- **Given text**:
--------
This versatile ground pork spread—similar in texture to pâté or ‘nduja—can bring a spicy punch to your next meal or cheese spread. Rich and savory, Charlito’s Cocina Sobrasada is made with heritage breed pork, smoky pimentón, and garlic. It’s also infused with apple-based gin, imparting a unique complexity to its profile. Delectable on its own, it’s also great to keep on hand for livening eggs, veggies, and stews. We love it spread on warm bread and topped with Peppadews.

“To enjoy this very spreadable sobrasada, put it on sourdough and add goat cheese.”
Murray’s Cheesemonger – New York, NY
Pork, Sea Salt, Paprika, Garlic, Gin, Celery Extract, Cane Sugar, Lactic Acid Starter Culture
  • Sobrasada dates back to the Middle Ages and has its roots in Mallorca, Spain. The sausages are made by seasoning chopped pork with local paprika, made on the island with locally-grown peppers, and curing in the sea-salt air.
  • It has a softer texture than other sausages, making it ideal spread onto toast or crostini – perhaps with a drizzle of Murray’s Wildflower Honey for an elegant app.
  • In Spain, Sobrasada is a popular topping for cocas, a flatbread beloved in Catalonia.
  • Since 2011, Charlito’s Cocina has prided itself on creating the highest quality cured foods using time-honored family recipes.
--------
- **Given entries**:
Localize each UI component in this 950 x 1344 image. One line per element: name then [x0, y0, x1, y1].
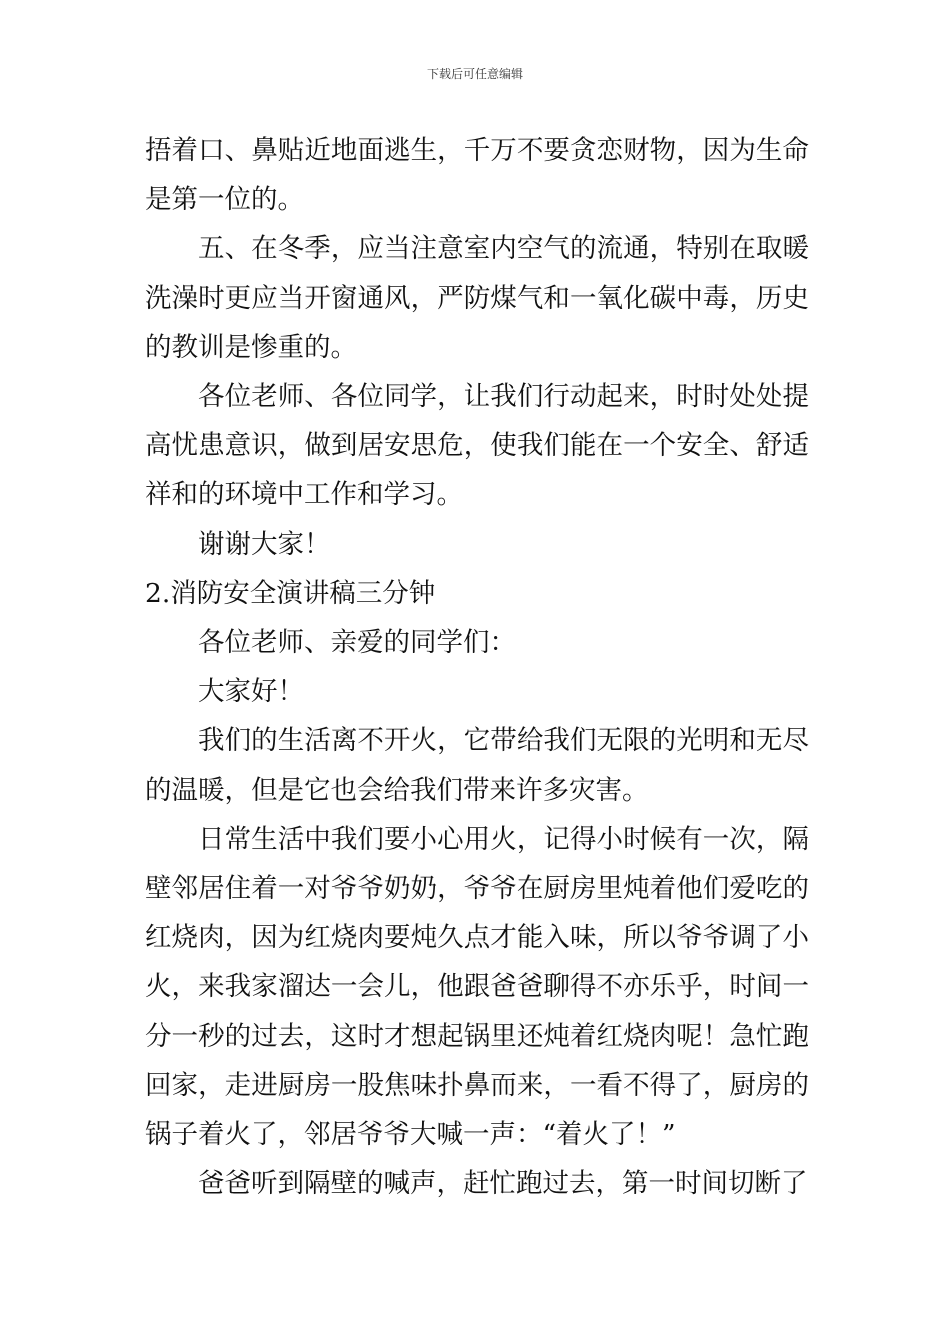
paragraph-story-continued: 爸爸听到隔壁的喊声，赶忙跑过去，第一时间切断了: [198, 1168, 808, 1200]
paragraph-story: 日常生活中我们要小心用火，记得小时候有一次，隔壁邻居住着一对爷爷奶奶，爷爷在厨房里炖着他们爱吃的红烧肉，因为红烧肉要炖久点才能入味，所以爷爷调了小火，来我家溜达一会儿，他跟爸爸聊得不亦乐乎，时间一分一秒的过去，这时才想起锅里还炖着红烧肉呢！急忙跑回家，走进厨房一股焦味扑鼻而来，一看不得了，厨房的锅子着火了，邻居爷爷大喊一声：“着火了！”: [145, 823, 809, 1151]
paragraph-call-to-action: 各位老师、各位同学，让我们行动起来，时时处处提高忧患意识，做到居安思危，使我们能在一个安全、舒适祥和的环境中工作和学习。: [145, 381, 809, 511]
page-header-note: 下载后可任意编辑: [426, 67, 523, 81]
paragraph-escape-advice: 捂着口、鼻贴近地面逃生，千万不要贪恋财物，因为生命是第一位的。: [145, 135, 809, 216]
paragraph-thanks: 谢谢大家！: [198, 528, 331, 560]
section-heading: 2.消防安全演讲稿三分钟: [145, 577, 436, 609]
paragraph-winter-ventilation: 五、在冬季，应当注意室内空气的流通，特别在取暖洗澡时更应当开窗通风，严防煤气和一氧化碳中毒，历史的教训是惨重的。: [145, 233, 809, 363]
paragraph-greeting: 大家好！: [198, 676, 304, 708]
paragraph-fire-intro: 我们的生活离不开火，它带给我们无限的光明和无尽的温暖，但是它也会给我们带来许多灾害。: [145, 725, 809, 806]
document-body: [145, 126, 809, 1208]
paragraph-salutation: 各位老师、亲爱的同学们：: [198, 627, 516, 659]
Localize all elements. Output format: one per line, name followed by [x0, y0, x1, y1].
--------
- **Directions**:
a - In the sobrasada description, what is the spread infused with?
b - Shorten the paragraph of the sobrasada description that begins "This versatile ground pork spread" into a bulleted list, keeping its main facts.
c - Carry on the sobrasada description from the point where it stops.
The items have no connection to the sobrasada description.

- **Expected responses**:
a - Apple-based gin.

b -
- Ground pork spread with a texture like pâté or ‘nduja that adds spice to a meal or cheese spread
- Charlito’s Cocina Sobrasada is made with heritage breed pork, smoky pimentón, and garlic
- Infused with apple-based gin for a more complex profile
- Good on its own or for livening eggs, veggies, and stews
- Suggested on warm bread topped with Peppadews

c -
  • Drawing inspiration from curing traditions of Southern Europe, particularly Spain, Charlito’s Cocina also prides itself on being part of the diverse gastronomical landscape of its native Queens, New York.
  • Using simple, organic ingredients, products are made by hand in small batches—with dry-cured salami being their specialty.
  • Ingredient accountability means that they don’t use words like “spices” or “natural flavors” on their labels in order to give full transparency to their customers.
  • Charlito’s Cocina was founded by Charles Samuel Wekselbaum.
  • Wekselbaum was raised in New York City in a Cuban-, Jewish-American household.
  • He was given the nickname “Charlito” during his childhood.
  • Charlito’s Cocina was named to honor his family’s history and diverse food culture.